* Given records:
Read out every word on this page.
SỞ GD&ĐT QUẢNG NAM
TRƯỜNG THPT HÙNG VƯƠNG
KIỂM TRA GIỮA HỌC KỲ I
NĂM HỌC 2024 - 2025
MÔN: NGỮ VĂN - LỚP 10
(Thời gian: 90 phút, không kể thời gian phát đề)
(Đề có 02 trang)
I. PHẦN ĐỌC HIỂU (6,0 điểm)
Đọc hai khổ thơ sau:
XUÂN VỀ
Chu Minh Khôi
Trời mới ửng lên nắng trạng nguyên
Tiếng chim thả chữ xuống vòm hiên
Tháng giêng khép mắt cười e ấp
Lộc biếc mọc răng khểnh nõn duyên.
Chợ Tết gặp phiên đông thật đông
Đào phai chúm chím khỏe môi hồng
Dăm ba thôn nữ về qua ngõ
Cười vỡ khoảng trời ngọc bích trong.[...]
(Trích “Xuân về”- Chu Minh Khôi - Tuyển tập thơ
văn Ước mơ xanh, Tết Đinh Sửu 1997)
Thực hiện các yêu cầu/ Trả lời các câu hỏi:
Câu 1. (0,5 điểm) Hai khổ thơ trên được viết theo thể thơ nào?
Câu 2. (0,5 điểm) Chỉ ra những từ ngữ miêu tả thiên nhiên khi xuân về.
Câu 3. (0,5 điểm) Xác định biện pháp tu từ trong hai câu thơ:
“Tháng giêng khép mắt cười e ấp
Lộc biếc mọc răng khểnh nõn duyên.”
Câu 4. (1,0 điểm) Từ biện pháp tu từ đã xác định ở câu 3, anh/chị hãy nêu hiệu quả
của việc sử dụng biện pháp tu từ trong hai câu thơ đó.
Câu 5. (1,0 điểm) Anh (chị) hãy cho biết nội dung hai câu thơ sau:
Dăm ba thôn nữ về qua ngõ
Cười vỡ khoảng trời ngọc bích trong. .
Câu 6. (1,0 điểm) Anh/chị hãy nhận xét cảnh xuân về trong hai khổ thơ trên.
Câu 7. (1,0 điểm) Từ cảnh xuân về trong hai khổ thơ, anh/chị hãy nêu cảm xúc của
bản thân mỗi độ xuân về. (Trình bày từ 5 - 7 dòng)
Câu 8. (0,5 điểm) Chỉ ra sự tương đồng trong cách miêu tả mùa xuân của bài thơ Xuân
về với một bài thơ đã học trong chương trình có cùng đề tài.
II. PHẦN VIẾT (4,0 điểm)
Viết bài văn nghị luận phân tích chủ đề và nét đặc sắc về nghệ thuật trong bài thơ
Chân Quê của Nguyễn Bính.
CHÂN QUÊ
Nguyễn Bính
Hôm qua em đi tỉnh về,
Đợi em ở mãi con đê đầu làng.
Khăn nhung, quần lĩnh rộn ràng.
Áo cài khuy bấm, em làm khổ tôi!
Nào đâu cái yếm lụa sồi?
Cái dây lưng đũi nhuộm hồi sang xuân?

* What you are asked to do: Quote all the records. Keep every word exact.

* Result below:
Read out every word on this page.
SỞ GD&ĐT QUẢNG NAM
TRƯỜNG THPT HÙNG VƯƠNG
KIỂM TRA GIỮA HỌC KỲ I
NĂM HỌC 2024 - 2025
MÔN: NGỮ VĂN - LỚP 10
(Thời gian: 90 phút, không kể thời gian phát đề)
(Đề có 02 trang)
I. PHẦN ĐỌC HIỂU (6,0 điểm)
Đọc hai khổ thơ sau:
XUÂN VỀ
Chu Minh Khôi
Trời mới ửng lên nắng trạng nguyên
Tiếng chim thả chữ xuống vòm hiên
Tháng giêng khép mắt cười e ấp
Lộc biếc mọc răng khểnh nõn duyên.
Chợ Tết gặp phiên đông thật đông
Đào phai chúm chím khỏe môi hồng
Dăm ba thôn nữ về qua ngõ
Cười vỡ khoảng trời ngọc bích trong.[...]
(Trích “Xuân về”- Chu Minh Khôi - Tuyển tập thơ
văn Ước mơ xanh, Tết Đinh Sửu 1997)
Thực hiện các yêu cầu/ Trả lời các câu hỏi:
Câu 1. (0,5 điểm) Hai khổ thơ trên được viết theo thể thơ nào?
Câu 2. (0,5 điểm) Chỉ ra những từ ngữ miêu tả thiên nhiên khi xuân về.
Câu 3. (0,5 điểm) Xác định biện pháp tu từ trong hai câu thơ:
“Tháng giêng khép mắt cười e ấp
Lộc biếc mọc răng khểnh nõn duyên.”
Câu 4. (1,0 điểm) Từ biện pháp tu từ đã xác định ở câu 3, anh/chị hãy nêu hiệu quả
của việc sử dụng biện pháp tu từ trong hai câu thơ đó.
Câu 5. (1,0 điểm) Anh (chị) hãy cho biết nội dung hai câu thơ sau:
Dăm ba thôn nữ về qua ngõ
Cười vỡ khoảng trời ngọc bích trong. .
Câu 6. (1,0 điểm) Anh/chị hãy nhận xét cảnh xuân về trong hai khổ thơ trên.
Câu 7. (1,0 điểm) Từ cảnh xuân về trong hai khổ thơ, anh/chị hãy nêu cảm xúc của
bản thân mỗi độ xuân về. (Trình bày từ 5 - 7 dòng)
Câu 8. (0,5 điểm) Chỉ ra sự tương đồng trong cách miêu tả mùa xuân của bài thơ Xuân
về với một bài thơ đã học trong chương trình có cùng đề tài.
II. PHẦN VIẾT (4,0 điểm)
Viết bài văn nghị luận phân tích chủ đề và nét đặc sắc về nghệ thuật trong bài thơ
Chân Quê của Nguyễn Bính.
CHÂN QUÊ
Nguyễn Bính
Hôm qua em đi tỉnh về,
Đợi em ở mãi con đê đầu làng.
Khăn nhung, quần lĩnh rộn ràng.
Áo cài khuy bấm, em làm khổ tôi!
Nào đâu cái yếm lụa sồi?
Cái dây lưng đũi nhuộm hồi sang xuân?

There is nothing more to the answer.